◆ What the exercise asks ◆
All of the data that follows should be retyped exactly, please, except the pictures.

═════ Data rows

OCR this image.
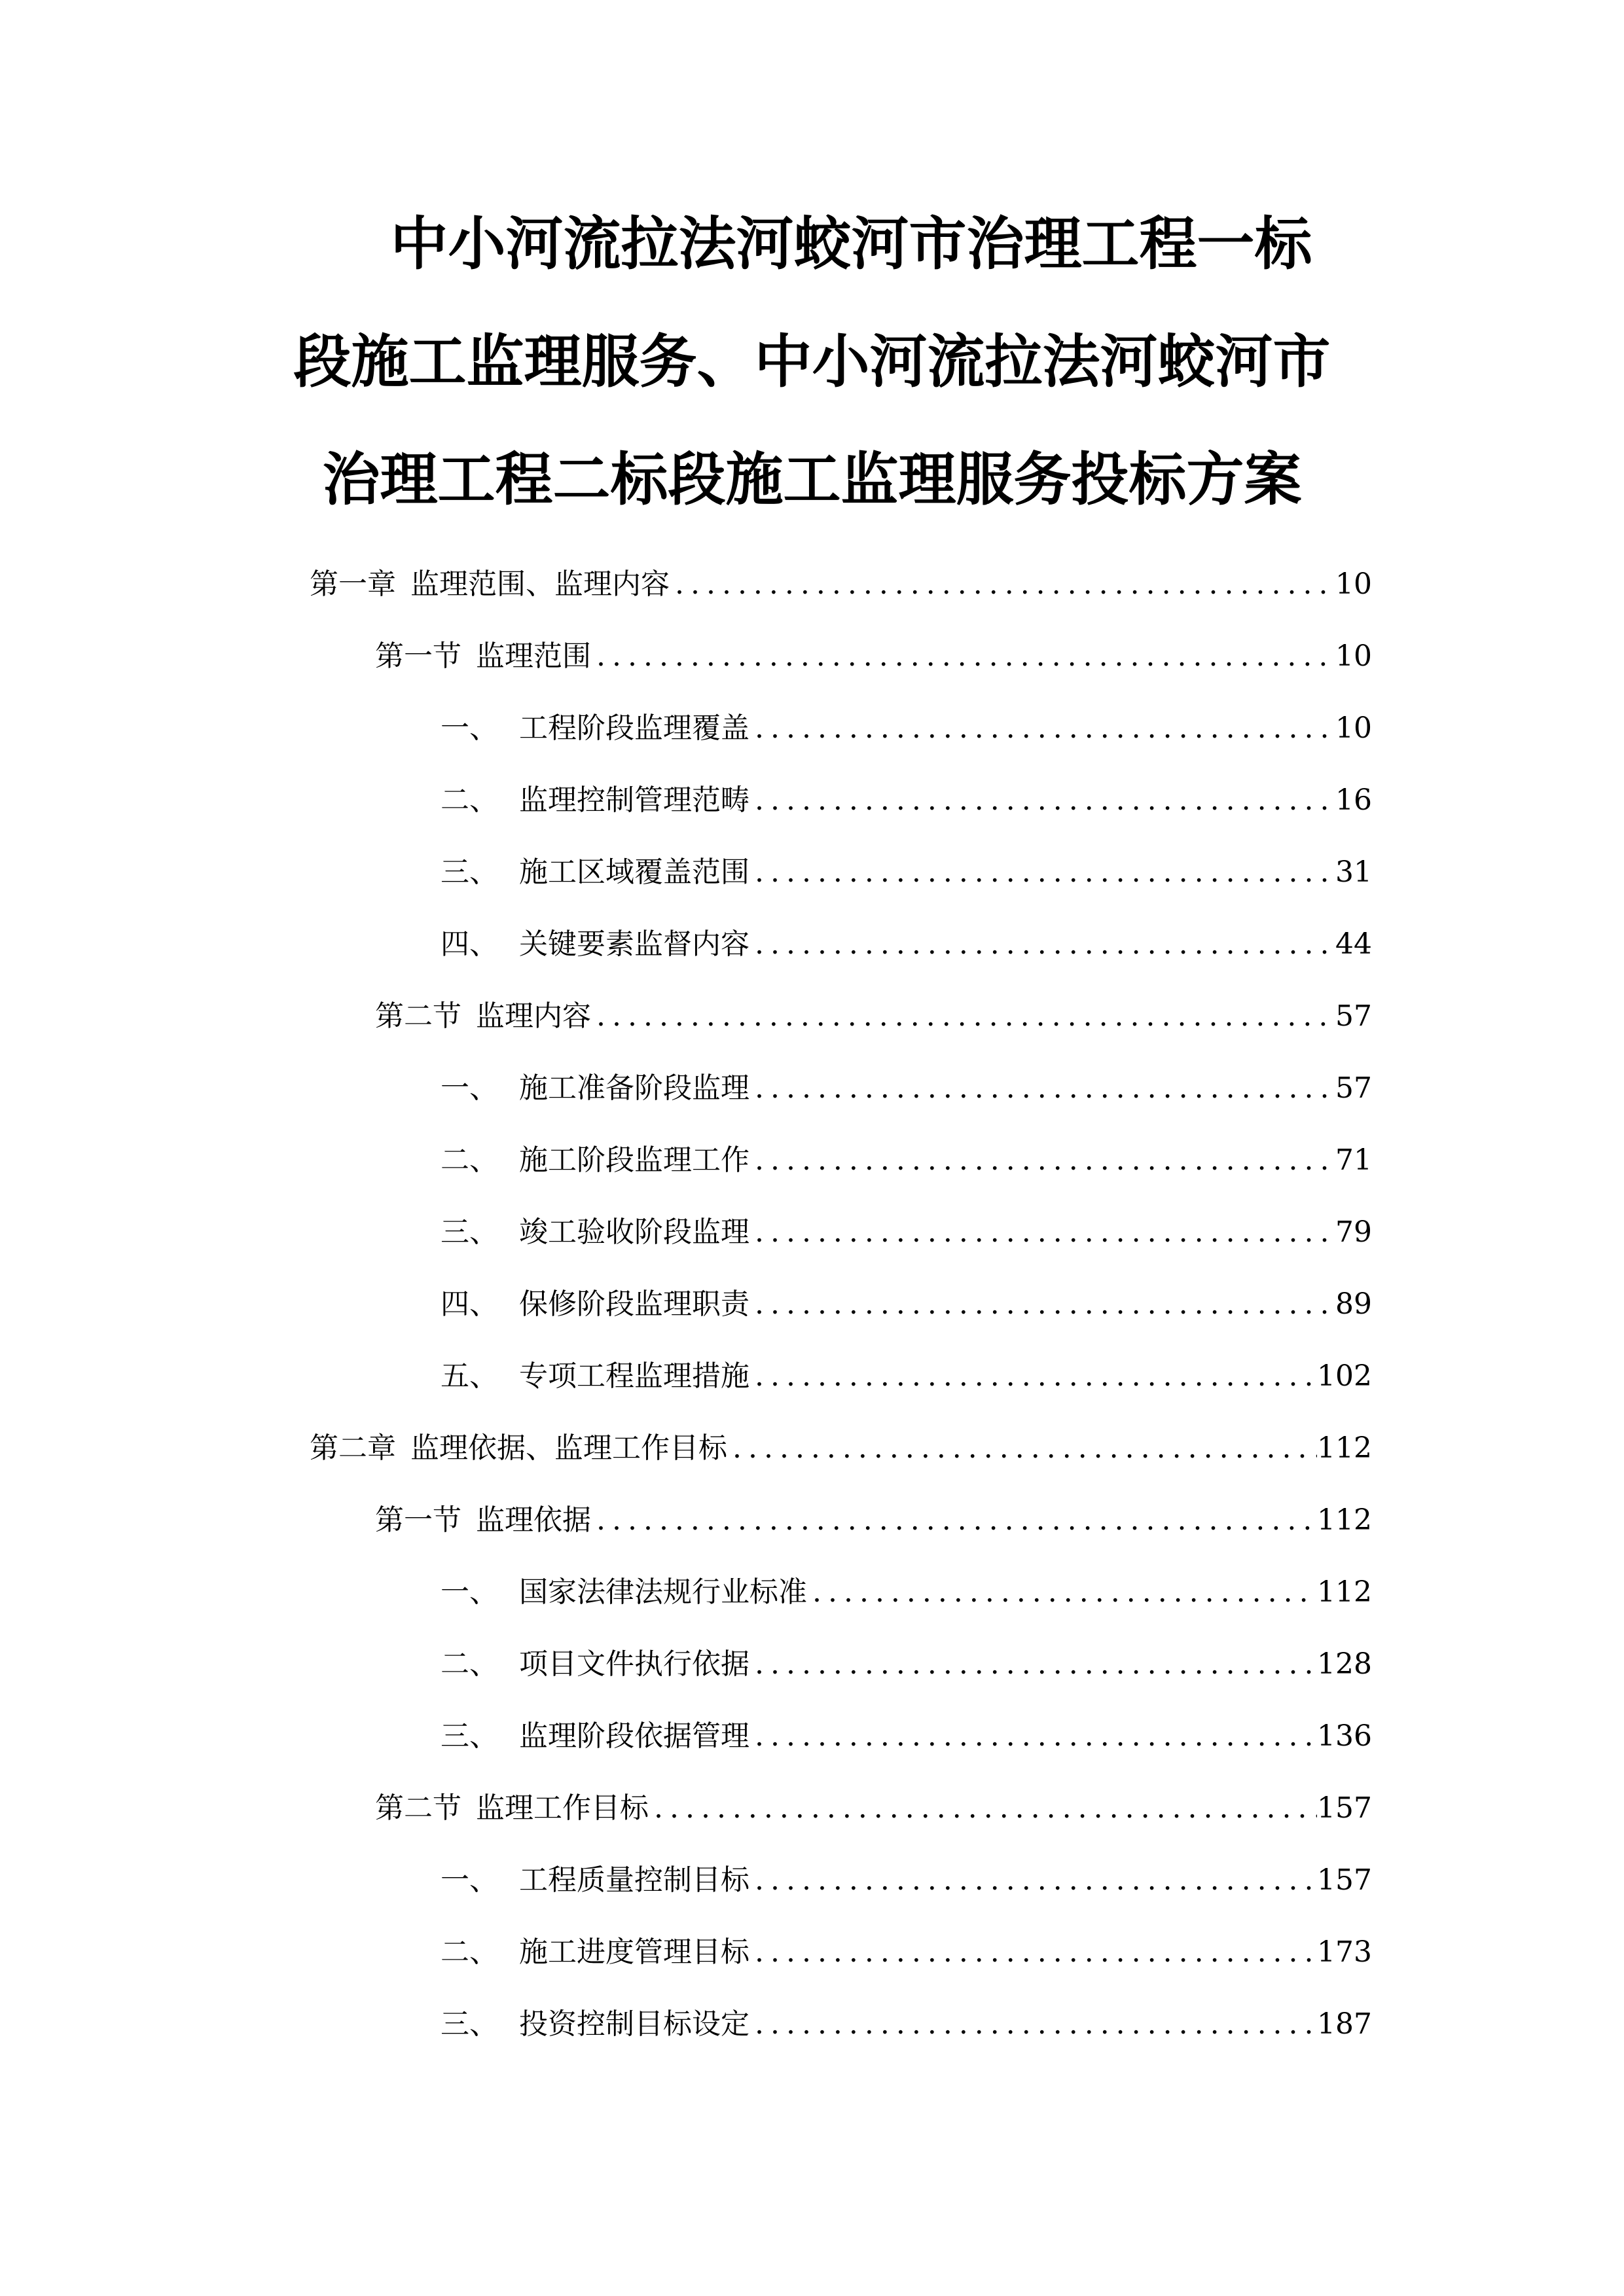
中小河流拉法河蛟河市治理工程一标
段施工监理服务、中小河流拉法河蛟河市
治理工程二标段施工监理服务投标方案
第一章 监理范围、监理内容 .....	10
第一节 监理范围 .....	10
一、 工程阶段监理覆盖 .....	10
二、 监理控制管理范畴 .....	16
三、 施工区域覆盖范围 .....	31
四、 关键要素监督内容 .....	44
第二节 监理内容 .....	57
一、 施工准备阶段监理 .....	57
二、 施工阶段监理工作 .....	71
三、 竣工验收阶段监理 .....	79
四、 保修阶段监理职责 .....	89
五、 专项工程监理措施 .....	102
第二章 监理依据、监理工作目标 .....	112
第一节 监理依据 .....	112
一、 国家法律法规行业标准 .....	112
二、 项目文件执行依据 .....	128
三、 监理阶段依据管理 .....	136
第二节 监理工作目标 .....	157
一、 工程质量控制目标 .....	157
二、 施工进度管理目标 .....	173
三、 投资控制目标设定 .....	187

══════════

◆ Response ◆
OCR this image.
中小河流拉法河蛟河市治理工程一标
段施工监理服务、中小河流拉法河蛟河市
治理工程二标段施工监理服务投标方案
第一章 监理范围、监理内容 .....	10
第一节 监理范围 .....	10
一、 工程阶段监理覆盖 .....	10
二、 监理控制管理范畴 .....	16
三、 施工区域覆盖范围 .....	31
四、 关键要素监督内容 .....	44
第二节 监理内容 .....	57
一、 施工准备阶段监理 .....	57
二、 施工阶段监理工作 .....	71
三、 竣工验收阶段监理 .....	79
四、 保修阶段监理职责 .....	89
五、 专项工程监理措施 .....	102
第二章 监理依据、监理工作目标 .....	112
第一节 监理依据 .....	112
一、 国家法律法规行业标准 .....	112
二、 项目文件执行依据 .....	128
三、 监理阶段依据管理 .....	136
第二节 监理工作目标 .....	157
一、 工程质量控制目标 .....	157
二、 施工进度管理目标 .....	173
三、 投资控制目标设定 .....	187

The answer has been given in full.